◆ Text excerpt
- Opening Delimiter -

RNA extraction and quantitative real-time PCR analysis

RNA isolation, cDNA synthesis and quantitative reverse transcription PCR analysis were performed as previously described by us [20]. The primer sequences used for CPNE1 mRNA detection were 5′-ACCCACTCTGCGTCCTT-3′ (forward) and 5′-TGGCGTCTTGTT GTCTATG-3′ (reverse), and the primers for miR-335-5p and U6 were purchased from RiboBio Co. Ltd. (Guangzhou, China). Ct values for CPNE1 mRNA and miR-335a-5p were equilibrated to those for ACTB mRNA and U6, respectively, which were used as internal controls. The Ct method was applied to determine the relative expression of these proteins.

- Closing Delimiter -

◆ Given information

- Opening Delimiter -

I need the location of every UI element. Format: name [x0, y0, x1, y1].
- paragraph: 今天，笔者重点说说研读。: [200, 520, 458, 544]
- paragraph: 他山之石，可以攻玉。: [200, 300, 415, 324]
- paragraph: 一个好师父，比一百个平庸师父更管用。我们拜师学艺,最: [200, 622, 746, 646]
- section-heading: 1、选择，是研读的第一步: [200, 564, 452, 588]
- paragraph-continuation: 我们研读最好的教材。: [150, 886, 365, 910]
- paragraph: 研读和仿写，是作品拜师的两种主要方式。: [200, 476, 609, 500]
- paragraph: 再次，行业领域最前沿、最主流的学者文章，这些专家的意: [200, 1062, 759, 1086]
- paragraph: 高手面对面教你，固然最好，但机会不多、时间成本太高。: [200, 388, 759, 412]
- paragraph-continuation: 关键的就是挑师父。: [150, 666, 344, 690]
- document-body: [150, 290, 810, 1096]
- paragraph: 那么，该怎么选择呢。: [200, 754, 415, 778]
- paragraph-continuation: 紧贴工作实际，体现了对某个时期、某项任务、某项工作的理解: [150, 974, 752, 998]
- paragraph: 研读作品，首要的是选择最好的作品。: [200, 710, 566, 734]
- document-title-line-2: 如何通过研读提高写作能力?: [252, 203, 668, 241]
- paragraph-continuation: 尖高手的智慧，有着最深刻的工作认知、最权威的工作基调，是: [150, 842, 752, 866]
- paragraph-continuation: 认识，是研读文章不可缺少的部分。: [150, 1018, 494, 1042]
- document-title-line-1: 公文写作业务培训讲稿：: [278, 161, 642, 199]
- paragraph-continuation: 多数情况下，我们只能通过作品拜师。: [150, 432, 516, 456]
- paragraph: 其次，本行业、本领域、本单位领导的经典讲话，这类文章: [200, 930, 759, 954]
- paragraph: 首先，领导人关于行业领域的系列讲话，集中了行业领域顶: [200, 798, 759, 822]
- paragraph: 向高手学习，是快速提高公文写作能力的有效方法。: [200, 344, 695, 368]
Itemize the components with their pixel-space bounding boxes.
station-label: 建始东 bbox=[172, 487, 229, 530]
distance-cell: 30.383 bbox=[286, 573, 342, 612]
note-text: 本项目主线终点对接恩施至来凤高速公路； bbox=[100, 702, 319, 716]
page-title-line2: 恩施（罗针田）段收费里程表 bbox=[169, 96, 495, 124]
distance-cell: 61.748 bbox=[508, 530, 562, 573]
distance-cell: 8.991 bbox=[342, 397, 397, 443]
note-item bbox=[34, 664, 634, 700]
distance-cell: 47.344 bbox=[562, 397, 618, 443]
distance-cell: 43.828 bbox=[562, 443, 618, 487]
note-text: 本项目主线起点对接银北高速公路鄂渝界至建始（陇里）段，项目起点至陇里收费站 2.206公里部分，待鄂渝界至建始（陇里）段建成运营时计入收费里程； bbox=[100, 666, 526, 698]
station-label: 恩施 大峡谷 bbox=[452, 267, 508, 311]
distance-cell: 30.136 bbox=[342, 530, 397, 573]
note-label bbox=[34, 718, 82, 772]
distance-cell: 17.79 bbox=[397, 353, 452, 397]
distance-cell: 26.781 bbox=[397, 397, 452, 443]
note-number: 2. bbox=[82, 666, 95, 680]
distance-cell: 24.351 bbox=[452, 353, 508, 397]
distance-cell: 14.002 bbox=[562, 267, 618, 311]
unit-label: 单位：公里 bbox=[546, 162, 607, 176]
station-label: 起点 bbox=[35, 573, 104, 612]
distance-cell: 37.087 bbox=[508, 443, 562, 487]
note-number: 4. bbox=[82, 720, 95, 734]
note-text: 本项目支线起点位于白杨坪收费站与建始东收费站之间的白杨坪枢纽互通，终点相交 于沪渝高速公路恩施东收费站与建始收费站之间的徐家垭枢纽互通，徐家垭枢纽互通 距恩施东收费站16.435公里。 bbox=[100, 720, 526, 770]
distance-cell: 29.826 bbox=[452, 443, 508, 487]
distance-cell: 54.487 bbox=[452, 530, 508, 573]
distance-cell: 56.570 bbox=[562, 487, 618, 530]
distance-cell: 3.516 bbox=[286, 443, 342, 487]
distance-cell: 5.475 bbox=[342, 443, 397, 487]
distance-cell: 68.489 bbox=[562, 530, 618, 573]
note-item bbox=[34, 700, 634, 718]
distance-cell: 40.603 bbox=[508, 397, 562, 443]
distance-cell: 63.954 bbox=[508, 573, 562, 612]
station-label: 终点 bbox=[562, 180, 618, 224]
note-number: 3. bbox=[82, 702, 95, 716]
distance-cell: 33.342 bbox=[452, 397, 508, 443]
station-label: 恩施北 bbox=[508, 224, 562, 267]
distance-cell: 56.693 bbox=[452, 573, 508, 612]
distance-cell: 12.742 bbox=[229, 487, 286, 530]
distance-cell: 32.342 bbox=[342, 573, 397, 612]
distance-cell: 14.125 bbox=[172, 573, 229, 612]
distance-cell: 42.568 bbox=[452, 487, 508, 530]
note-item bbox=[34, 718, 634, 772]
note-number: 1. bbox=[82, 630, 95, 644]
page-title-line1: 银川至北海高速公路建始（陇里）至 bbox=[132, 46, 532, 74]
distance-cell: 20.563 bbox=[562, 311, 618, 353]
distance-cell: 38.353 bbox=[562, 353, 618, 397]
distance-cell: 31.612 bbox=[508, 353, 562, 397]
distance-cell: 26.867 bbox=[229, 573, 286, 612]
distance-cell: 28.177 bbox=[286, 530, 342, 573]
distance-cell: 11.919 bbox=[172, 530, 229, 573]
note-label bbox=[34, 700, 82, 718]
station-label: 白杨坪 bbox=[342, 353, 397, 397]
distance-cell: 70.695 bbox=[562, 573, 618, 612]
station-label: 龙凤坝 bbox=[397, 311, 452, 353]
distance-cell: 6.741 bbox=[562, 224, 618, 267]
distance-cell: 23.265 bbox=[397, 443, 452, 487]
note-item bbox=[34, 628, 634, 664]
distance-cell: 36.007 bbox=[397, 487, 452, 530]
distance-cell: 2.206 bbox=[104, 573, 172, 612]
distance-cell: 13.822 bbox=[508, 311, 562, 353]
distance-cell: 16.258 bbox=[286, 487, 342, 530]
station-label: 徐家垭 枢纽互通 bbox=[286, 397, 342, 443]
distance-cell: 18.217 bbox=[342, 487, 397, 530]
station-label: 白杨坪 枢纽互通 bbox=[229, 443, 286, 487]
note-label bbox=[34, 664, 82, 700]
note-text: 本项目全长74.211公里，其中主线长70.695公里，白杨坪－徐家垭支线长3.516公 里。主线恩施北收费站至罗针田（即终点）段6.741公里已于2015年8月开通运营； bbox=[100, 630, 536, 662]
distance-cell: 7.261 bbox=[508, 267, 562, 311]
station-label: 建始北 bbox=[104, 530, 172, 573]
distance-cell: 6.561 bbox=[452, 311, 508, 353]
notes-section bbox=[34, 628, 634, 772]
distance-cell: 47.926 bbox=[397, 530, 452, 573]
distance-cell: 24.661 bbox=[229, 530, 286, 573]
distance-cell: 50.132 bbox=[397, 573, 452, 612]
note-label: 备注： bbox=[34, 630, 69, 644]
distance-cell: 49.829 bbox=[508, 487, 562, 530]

- Closing Delimiter -

◆ Assignment A
Condense the paragraph beginning "RNA isolation, cDNA synthesis" from the RNA extraction and PCR text into a bulleted list, keeping its main facts.
◆ Assignment B
Write the next passage of the methods text on RNA extraction and PCR, picking up after its final sentence.

◆ Expected output A
- RNA isolation, cDNA synthesis and quantitative reverse transcription PCR followed a method the authors had described earlier [20].
- CPNE1 mRNA primers: forward 5′-ACCCACTCTGCGTCCTT-3′ and reverse 5′-TGGCGTCTTGTT GTCTATG-3′.
- Primers for miR-335-5p and U6 came from RiboBio Co. Ltd. (Guangzhou, China).
- Internal controls: ACTB mRNA for CPNE1 mRNA and U6 for the miRNA. Ct values were equilibrated to these controls.
- Relative expression was calculated with the Ct method.

◆ Expected output B
Generation of stable cell lines overexpressing CPNE1

To generate NSCLC cells in which CPNE1 is stably overexpressed, a 1626-bp fragment of the CPNE1 coding sequence was synthesized (Genewiz, Suzhou, China) and subcloned into a pLVX-IRES-Neo vector using the endonucleases EcoRI and XbaI for expression via a Lenti-X lentiviral expression system (Clontech, Mountain View, CA, USA). The CPNE1 expression construct was co-transfected with packaging plasmids into human embryonic kidney 293 T cells using Lipofectamine 2000 (Invitrogen). The empty vector served as a negative control. Human embryonic kidney 293 T cells were cultured in Dulbecco’s modified Eagle’s medium containing 10% FBS at 37 °C in a humidified 5% CO2 incubator for 48 h. After the incubation, the packaged lentiviruses were collected and used to infect A549 and H1299 cells. After 2 days, stable cells were selected with 400 μg/ml of G418 (Amresco, Solon, OH, USA).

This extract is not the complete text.